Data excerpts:

## Start

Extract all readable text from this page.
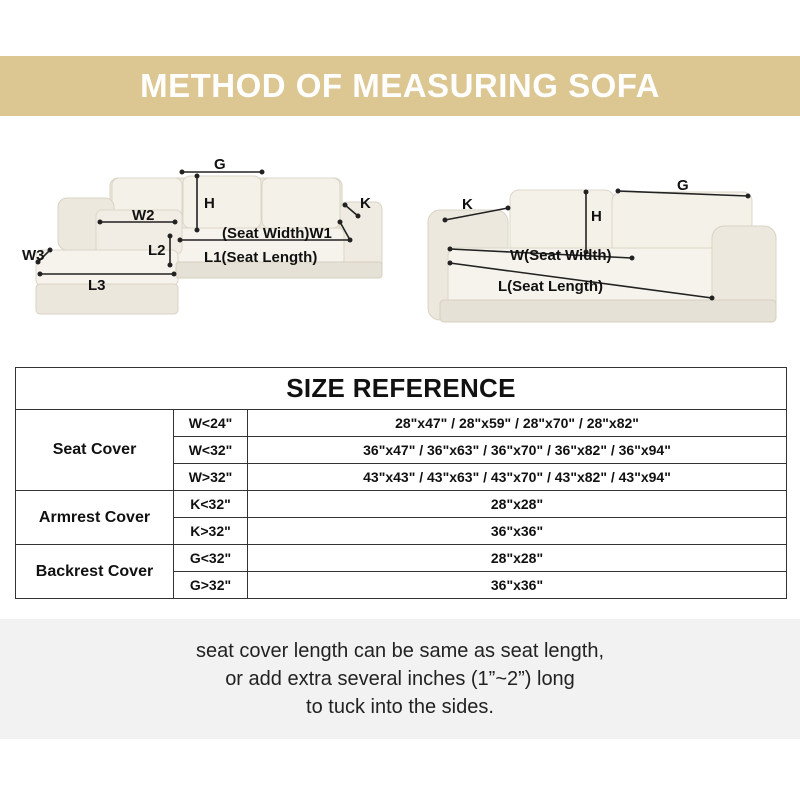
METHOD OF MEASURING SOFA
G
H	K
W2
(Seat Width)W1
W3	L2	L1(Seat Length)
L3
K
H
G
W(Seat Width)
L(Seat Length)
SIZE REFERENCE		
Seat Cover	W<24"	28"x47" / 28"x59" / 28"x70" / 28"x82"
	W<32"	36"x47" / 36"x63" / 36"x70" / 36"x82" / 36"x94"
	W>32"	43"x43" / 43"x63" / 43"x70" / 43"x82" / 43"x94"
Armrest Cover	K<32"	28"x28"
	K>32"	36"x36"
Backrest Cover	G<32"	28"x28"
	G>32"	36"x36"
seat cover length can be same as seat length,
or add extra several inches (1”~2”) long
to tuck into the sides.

## End
## Start

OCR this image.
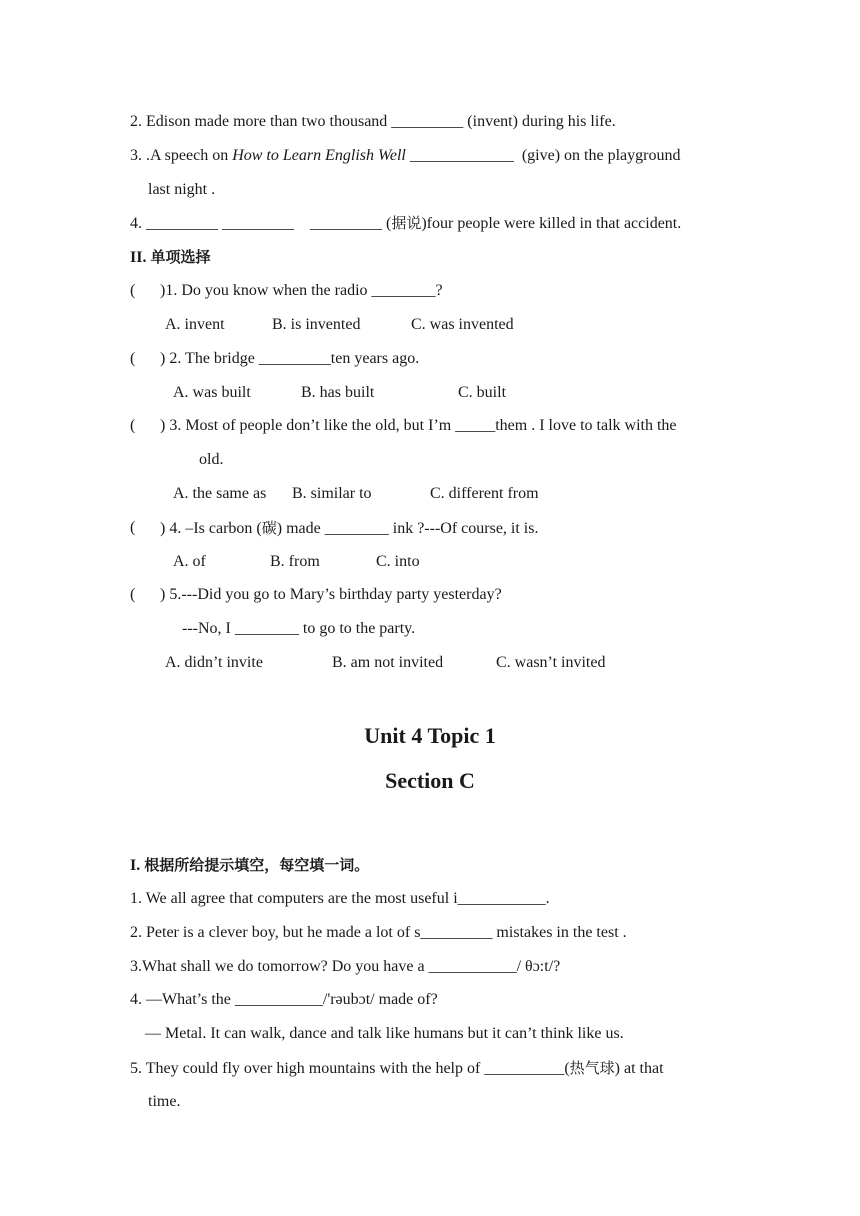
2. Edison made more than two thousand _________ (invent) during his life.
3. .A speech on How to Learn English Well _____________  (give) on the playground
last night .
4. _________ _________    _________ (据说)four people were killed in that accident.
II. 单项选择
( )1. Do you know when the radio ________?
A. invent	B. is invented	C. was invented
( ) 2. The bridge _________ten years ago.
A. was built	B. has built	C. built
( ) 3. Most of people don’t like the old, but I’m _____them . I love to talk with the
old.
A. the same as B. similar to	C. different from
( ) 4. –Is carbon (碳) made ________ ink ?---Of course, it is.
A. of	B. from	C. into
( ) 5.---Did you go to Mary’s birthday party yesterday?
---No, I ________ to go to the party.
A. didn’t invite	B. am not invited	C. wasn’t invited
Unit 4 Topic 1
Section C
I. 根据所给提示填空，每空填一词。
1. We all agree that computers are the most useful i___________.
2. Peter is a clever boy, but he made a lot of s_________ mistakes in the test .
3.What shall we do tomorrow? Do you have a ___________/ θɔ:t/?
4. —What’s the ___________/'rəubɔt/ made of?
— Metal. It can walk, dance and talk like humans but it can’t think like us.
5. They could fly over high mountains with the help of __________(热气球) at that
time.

## End

Using the listing above, work out how many of its lines include "with", and give only the result.

RESPONSE FOR THIS EXERCISE:
2